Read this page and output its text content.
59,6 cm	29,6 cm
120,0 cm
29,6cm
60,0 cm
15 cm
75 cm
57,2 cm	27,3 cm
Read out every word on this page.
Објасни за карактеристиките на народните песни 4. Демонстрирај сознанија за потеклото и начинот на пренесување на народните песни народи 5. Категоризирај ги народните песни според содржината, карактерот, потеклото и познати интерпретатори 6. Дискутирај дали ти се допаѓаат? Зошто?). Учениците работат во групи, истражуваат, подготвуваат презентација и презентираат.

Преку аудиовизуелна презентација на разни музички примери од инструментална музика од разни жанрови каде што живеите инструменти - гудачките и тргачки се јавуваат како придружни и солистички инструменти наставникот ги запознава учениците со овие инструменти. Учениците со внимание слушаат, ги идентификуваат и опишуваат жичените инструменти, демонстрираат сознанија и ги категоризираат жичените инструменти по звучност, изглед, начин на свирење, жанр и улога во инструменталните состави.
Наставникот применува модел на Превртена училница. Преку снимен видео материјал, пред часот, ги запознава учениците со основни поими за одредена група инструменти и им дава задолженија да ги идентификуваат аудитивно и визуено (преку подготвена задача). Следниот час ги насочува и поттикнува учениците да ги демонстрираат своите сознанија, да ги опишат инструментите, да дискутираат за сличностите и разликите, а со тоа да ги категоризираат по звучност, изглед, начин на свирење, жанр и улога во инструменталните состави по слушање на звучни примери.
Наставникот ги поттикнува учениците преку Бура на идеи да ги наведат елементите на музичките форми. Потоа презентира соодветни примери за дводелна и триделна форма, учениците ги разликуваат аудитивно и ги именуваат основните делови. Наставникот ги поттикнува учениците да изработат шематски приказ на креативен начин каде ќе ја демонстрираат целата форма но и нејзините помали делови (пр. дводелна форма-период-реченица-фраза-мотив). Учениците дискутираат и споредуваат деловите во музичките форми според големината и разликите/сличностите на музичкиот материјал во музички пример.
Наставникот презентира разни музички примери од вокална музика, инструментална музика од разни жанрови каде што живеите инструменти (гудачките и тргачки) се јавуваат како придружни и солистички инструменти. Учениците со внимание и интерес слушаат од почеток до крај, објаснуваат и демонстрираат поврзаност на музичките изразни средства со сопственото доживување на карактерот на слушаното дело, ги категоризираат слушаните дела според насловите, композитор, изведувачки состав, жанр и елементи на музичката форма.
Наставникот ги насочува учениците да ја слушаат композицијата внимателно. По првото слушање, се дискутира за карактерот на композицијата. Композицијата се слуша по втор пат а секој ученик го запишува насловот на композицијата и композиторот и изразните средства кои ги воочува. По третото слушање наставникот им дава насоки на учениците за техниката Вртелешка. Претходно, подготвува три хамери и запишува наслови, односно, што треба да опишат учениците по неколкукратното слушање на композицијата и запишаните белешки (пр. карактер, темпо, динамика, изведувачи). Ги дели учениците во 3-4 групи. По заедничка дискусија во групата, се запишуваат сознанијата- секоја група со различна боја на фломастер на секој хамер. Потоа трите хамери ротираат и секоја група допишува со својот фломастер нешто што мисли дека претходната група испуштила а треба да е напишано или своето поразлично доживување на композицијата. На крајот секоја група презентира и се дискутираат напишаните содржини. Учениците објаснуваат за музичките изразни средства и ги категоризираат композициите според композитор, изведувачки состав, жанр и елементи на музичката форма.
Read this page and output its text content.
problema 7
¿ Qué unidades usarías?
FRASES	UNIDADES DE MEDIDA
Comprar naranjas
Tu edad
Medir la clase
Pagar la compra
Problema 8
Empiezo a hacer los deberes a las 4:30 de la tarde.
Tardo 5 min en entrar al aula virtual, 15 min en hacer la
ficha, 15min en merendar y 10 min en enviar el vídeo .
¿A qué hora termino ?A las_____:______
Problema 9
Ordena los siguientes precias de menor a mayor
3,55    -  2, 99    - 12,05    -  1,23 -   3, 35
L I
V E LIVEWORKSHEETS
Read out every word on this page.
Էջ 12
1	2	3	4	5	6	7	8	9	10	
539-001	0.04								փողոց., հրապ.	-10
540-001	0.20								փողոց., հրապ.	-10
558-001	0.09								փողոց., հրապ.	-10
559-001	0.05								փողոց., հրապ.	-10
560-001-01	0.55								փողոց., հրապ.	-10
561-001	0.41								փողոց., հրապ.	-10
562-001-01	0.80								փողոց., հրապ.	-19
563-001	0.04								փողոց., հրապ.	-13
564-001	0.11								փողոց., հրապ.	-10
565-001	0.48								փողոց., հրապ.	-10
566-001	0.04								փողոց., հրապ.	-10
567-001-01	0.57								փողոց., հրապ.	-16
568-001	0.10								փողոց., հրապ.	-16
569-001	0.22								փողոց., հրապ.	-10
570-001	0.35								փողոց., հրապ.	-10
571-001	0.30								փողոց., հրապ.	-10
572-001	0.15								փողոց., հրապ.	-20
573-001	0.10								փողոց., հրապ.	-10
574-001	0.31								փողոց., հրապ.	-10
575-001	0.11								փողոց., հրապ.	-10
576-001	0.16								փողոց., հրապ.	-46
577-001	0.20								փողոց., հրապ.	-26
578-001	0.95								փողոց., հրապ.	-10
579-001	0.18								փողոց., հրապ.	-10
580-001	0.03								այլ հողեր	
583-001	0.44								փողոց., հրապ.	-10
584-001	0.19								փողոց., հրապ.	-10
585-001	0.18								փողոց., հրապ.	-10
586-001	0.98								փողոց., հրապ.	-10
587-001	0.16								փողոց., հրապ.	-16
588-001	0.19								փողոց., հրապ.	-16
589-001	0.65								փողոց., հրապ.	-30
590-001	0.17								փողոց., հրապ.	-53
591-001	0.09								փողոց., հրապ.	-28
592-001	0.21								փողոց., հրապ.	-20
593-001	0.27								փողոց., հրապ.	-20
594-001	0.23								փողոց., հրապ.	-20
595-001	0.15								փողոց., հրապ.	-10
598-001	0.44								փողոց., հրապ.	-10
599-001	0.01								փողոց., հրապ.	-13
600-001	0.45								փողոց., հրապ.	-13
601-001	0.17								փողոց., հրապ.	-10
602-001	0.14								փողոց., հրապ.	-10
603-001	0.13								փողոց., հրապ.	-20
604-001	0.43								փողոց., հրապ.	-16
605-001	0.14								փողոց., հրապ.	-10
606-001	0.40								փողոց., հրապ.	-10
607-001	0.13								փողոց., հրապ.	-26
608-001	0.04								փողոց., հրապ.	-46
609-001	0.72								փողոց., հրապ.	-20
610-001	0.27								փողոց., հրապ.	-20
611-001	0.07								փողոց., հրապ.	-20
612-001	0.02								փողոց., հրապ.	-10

Exercise prompt: Write the complete data out, exactly as above.

Solved exercise:
Read this page and output its text content.
59,6 cm	29,6 cm
120,0 cm
29,6cm
60,0 cm
15 cm
75 cm
57,2 cm	27,3 cm
Read out every word on this page.
Објасни за карактеристиките на народните песни 4. Демонстрирај сознанија за потеклото и начинот на пренесување на народните песни народи 5. Категоризирај ги народните песни според содржината, карактерот, потеклото и познати интерпретатори 6. Дискутирај дали ти се допаѓаат? Зошто?). Учениците работат во групи, истражуваат, подготвуваат презентација и презентираат.

Преку аудиовизуелна презентација на разни музички примери од инструментална музика од разни жанрови каде што живеите инструменти - гудачките и тргачки се јавуваат како придружни и солистички инструменти наставникот ги запознава учениците со овие инструменти. Учениците со внимание слушаат, ги идентификуваат и опишуваат жичените инструменти, демонстрираат сознанија и ги категоризираат жичените инструменти по звучност, изглед, начин на свирење, жанр и улога во инструменталните состави.
Наставникот применува модел на Превртена училница. Преку снимен видео материјал, пред часот, ги запознава учениците со основни поими за одредена група инструменти и им дава задолженија да ги идентификуваат аудитивно и визуено (преку подготвена задача). Следниот час ги насочува и поттикнува учениците да ги демонстрираат своите сознанија, да ги опишат инструментите, да дискутираат за сличностите и разликите, а со тоа да ги категоризираат по звучност, изглед, начин на свирење, жанр и улога во инструменталните состави по слушање на звучни примери.
Наставникот ги поттикнува учениците преку Бура на идеи да ги наведат елементите на музичките форми. Потоа презентира соодветни примери за дводелна и триделна форма, учениците ги разликуваат аудитивно и ги именуваат основните делови. Наставникот ги поттикнува учениците да изработат шематски приказ на креативен начин каде ќе ја демонстрираат целата форма но и нејзините помали делови (пр. дводелна форма-период-реченица-фраза-мотив). Учениците дискутираат и споредуваат деловите во музичките форми според големината и разликите/сличностите на музичкиот материјал во музички пример.
Наставникот презентира разни музички примери од вокална музика, инструментална музика од разни жанрови каде што живеите инструменти (гудачките и тргачки) се јавуваат како придружни и солистички инструменти. Учениците со внимание и интерес слушаат од почеток до крај, објаснуваат и демонстрираат поврзаност на музичките изразни средства со сопственото доживување на карактерот на слушаното дело, ги категоризираат слушаните дела според насловите, композитор, изведувачки состав, жанр и елементи на музичката форма.
Наставникот ги насочува учениците да ја слушаат композицијата внимателно. По првото слушање, се дискутира за карактерот на композицијата. Композицијата се слуша по втор пат а секој ученик го запишува насловот на композицијата и композиторот и изразните средства кои ги воочува. По третото слушање наставникот им дава насоки на учениците за техниката Вртелешка. Претходно, подготвува три хамери и запишува наслови, односно, што треба да опишат учениците по неколкукратното слушање на композицијата и запишаните белешки (пр. карактер, темпо, динамика, изведувачи). Ги дели учениците во 3-4 групи. По заедничка дискусија во групата, се запишуваат сознанијата- секоја група со различна боја на фломастер на секој хамер. Потоа трите хамери ротираат и секоја група допишува со својот фломастер нешто што мисли дека претходната група испуштила а треба да е напишано или своето поразлично доживување на композицијата. На крајот секоја група презентира и се дискутираат напишаните содржини. Учениците објаснуваат за музичките изразни средства и ги категоризираат композициите според композитор, изведувачки состав, жанр и елементи на музичката форма.
Read this page and output its text content.
problema 7
¿ Qué unidades usarías?
FRASES	UNIDADES DE MEDIDA
Comprar naranjas
Tu edad
Medir la clase
Pagar la compra
Problema 8
Empiezo a hacer los deberes a las 4:30 de la tarde.
Tardo 5 min en entrar al aula virtual, 15 min en hacer la
ficha, 15min en merendar y 10 min en enviar el vídeo .
¿A qué hora termino ?A las_____:______
Problema 9
Ordena los siguientes precias de menor a mayor
3,55    -  2, 99    - 12,05    -  1,23 -   3, 35
L I
V E LIVEWORKSHEETS
Read out every word on this page.
Էջ 12
1	2	3	4	5	6	7	8	9	10	
539-001	0.04								փողոց., հրապ.	-10
540-001	0.20								փողոց., հրապ.	-10
558-001	0.09								փողոց., հրապ.	-10
559-001	0.05								փողոց., հրապ.	-10
560-001-01	0.55								փողոց., հրապ.	-10
561-001	0.41								փողոց., հրապ.	-10
562-001-01	0.80								փողոց., հրապ.	-19
563-001	0.04								փողոց., հրապ.	-13
564-001	0.11								փողոց., հրապ.	-10
565-001	0.48								փողոց., հրապ.	-10
566-001	0.04								փողոց., հրապ.	-10
567-001-01	0.57								փողոց., հրապ.	-16
568-001	0.10								փողոց., հրապ.	-16
569-001	0.22								փողոց., հրապ.	-10
570-001	0.35								փողոց., հրապ.	-10
571-001	0.30								փողոց., հրապ.	-10
572-001	0.15								փողոց., հրապ.	-20
573-001	0.10								փողոց., հրապ.	-10
574-001	0.31								փողոց., հրապ.	-10
575-001	0.11								փողոց., հրապ.	-10
576-001	0.16								փողոց., հրապ.	-46
577-001	0.20								փողոց., հրապ.	-26
578-001	0.95								փողոց., հրապ.	-10
579-001	0.18								փողոց., հրապ.	-10
580-001	0.03								այլ հողեր	
583-001	0.44								փողոց., հրապ.	-10
584-001	0.19								փողոց., հրապ.	-10
585-001	0.18								փողոց., հրապ.	-10
586-001	0.98								փողոց., հրապ.	-10
587-001	0.16								փողոց., հրապ.	-16
588-001	0.19								փողոց., հրապ.	-16
589-001	0.65								փողոց., հրապ.	-30
590-001	0.17								փողոց., հրապ.	-53
591-001	0.09								փողոց., հրապ.	-28
592-001	0.21								փողոց., հրապ.	-20
593-001	0.27								փողոց., հրապ.	-20
594-001	0.23								փողոց., հրապ.	-20
595-001	0.15								փողոց., հրապ.	-10
598-001	0.44								փողոց., հրապ.	-10
599-001	0.01								փողոց., հրապ.	-13
600-001	0.45								փողոց., հրապ.	-13
601-001	0.17								փողոց., հրապ.	-10
602-001	0.14								փողոց., հրապ.	-10
603-001	0.13								փողոց., հրապ.	-20
604-001	0.43								փողոց., հրապ.	-16
605-001	0.14								փողոց., հրապ.	-10
606-001	0.40								փողոց., հրապ.	-10
607-001	0.13								փողոց., հրապ.	-26
608-001	0.04								փողոց., հրապ.	-46
609-001	0.72								փողոց., հրապ.	-20
610-001	0.27								փողոց., հրապ.	-20
611-001	0.07								փողոց., հրապ.	-20
612-001	0.02								փողոց., հրապ.	-10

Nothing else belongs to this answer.